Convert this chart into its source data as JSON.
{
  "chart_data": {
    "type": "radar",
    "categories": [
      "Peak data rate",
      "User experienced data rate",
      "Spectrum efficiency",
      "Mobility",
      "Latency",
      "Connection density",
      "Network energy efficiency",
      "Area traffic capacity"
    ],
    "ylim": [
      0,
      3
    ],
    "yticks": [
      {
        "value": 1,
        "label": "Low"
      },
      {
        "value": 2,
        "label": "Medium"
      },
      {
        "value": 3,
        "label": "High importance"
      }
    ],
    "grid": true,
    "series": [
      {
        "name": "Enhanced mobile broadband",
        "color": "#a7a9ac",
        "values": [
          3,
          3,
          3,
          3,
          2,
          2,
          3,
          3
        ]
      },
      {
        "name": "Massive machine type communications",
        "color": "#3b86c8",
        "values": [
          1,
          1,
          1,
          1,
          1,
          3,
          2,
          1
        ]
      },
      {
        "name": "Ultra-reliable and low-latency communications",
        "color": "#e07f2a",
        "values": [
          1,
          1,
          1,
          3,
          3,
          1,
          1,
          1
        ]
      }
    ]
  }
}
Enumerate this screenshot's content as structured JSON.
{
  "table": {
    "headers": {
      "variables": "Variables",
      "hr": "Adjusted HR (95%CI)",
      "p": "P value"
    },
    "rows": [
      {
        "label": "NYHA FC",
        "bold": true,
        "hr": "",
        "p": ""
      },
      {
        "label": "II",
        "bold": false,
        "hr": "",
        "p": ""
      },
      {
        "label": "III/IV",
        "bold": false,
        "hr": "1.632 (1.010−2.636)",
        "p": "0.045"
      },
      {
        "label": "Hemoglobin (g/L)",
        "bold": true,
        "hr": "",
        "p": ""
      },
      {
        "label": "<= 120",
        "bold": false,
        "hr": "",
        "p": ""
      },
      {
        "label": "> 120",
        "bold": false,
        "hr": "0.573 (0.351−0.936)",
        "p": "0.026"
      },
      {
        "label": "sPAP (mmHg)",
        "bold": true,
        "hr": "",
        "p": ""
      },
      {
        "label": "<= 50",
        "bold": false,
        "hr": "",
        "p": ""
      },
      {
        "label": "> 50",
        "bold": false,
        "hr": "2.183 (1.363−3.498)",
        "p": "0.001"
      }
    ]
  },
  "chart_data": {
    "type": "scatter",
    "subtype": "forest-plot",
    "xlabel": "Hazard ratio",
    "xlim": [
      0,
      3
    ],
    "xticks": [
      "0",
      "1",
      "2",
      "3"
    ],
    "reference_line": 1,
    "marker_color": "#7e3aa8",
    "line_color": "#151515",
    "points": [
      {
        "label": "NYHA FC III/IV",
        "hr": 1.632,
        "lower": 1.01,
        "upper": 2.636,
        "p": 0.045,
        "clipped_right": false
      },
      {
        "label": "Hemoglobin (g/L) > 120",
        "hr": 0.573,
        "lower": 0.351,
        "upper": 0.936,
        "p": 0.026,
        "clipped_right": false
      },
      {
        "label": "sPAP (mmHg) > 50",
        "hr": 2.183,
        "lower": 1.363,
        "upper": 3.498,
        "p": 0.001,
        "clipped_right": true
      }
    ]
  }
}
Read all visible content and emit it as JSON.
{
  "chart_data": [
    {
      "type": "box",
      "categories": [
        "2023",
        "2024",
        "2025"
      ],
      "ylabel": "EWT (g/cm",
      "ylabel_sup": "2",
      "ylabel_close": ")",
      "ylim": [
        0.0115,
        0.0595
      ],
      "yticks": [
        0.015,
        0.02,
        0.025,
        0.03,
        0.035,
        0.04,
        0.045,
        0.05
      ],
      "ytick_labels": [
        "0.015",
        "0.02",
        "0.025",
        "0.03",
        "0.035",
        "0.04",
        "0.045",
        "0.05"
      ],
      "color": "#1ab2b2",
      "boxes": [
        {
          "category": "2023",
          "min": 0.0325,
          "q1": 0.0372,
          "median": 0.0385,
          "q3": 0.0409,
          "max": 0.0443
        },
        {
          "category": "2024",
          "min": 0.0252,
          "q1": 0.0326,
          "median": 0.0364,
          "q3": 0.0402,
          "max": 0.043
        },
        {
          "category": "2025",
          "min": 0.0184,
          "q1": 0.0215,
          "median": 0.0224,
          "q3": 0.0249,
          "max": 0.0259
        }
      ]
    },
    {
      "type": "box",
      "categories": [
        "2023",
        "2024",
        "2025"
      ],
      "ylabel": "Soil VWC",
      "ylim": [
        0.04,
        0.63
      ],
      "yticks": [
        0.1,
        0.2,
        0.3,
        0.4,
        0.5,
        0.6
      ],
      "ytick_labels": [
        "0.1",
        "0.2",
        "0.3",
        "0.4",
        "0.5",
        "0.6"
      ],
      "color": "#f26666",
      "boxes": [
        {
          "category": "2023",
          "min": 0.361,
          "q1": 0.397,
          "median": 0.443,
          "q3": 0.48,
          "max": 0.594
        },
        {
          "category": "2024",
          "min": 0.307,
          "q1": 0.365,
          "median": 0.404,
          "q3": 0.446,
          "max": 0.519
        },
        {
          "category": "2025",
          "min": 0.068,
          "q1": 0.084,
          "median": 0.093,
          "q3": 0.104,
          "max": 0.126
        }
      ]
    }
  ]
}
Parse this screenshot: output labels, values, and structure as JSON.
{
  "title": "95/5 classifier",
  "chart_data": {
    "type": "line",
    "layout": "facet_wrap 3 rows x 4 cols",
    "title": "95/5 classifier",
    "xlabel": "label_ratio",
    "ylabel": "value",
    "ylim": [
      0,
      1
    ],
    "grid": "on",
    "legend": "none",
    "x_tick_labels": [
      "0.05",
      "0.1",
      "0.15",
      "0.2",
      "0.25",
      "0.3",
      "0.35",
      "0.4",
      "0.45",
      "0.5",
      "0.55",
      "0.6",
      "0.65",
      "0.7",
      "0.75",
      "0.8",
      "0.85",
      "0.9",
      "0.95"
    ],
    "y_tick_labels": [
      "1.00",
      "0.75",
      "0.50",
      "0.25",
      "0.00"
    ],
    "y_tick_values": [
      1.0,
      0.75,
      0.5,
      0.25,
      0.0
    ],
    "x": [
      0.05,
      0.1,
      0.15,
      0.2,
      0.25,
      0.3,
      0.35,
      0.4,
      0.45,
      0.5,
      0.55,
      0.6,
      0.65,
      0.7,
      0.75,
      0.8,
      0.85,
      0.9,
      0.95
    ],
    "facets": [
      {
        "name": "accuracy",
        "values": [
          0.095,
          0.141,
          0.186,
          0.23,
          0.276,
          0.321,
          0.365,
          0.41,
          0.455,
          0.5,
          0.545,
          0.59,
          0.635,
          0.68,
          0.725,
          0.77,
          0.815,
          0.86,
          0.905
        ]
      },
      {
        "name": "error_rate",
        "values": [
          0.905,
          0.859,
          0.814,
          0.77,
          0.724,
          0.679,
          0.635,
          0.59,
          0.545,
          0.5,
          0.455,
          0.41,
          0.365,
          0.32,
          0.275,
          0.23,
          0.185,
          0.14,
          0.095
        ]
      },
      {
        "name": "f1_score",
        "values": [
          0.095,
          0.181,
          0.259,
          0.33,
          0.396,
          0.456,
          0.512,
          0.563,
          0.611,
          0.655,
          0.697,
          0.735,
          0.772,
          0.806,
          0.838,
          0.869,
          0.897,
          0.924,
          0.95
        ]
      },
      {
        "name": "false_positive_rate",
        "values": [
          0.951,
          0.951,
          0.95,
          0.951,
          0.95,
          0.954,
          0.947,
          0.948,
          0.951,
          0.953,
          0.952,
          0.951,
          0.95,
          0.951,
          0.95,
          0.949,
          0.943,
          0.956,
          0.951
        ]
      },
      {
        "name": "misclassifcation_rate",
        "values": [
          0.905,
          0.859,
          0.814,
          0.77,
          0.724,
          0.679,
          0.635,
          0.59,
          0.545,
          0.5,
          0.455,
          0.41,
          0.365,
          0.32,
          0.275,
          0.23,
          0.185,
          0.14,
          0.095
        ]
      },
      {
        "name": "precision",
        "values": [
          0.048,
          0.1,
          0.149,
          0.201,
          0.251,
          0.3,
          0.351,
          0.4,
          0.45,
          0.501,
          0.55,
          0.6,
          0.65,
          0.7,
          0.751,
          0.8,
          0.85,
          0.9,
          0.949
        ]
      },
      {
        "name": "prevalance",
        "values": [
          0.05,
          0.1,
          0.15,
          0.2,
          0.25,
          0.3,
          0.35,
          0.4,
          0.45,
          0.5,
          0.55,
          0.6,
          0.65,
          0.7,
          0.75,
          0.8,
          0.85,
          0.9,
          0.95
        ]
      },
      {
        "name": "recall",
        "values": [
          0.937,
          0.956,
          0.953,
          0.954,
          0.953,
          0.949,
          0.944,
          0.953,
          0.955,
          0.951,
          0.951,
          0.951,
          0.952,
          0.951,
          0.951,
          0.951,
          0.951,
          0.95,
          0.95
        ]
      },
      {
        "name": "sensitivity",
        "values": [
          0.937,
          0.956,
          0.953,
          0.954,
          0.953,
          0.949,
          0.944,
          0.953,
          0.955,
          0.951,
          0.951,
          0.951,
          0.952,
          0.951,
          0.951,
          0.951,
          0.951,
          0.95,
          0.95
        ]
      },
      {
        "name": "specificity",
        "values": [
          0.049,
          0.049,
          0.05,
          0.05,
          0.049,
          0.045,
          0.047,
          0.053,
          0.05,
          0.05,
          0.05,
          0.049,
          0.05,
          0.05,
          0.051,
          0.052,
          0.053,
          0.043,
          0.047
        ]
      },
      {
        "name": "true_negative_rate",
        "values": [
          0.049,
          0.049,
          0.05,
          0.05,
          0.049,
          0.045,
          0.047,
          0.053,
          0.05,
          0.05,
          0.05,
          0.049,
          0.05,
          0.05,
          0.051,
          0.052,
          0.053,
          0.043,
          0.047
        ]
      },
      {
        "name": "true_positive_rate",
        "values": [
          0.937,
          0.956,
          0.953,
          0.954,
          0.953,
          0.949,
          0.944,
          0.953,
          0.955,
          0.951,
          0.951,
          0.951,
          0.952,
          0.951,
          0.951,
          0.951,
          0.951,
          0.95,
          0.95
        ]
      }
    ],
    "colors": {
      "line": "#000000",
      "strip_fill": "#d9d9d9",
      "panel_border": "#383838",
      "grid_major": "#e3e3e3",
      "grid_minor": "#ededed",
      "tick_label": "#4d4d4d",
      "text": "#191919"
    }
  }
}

WHAT IS REQUIRED. Which lines contain the word "xlabel"? Return each of them.

SOLUTION TO THE EXERCISE.
    "xlabel": "Hazard ratio",
    "xlabel": "label_ratio",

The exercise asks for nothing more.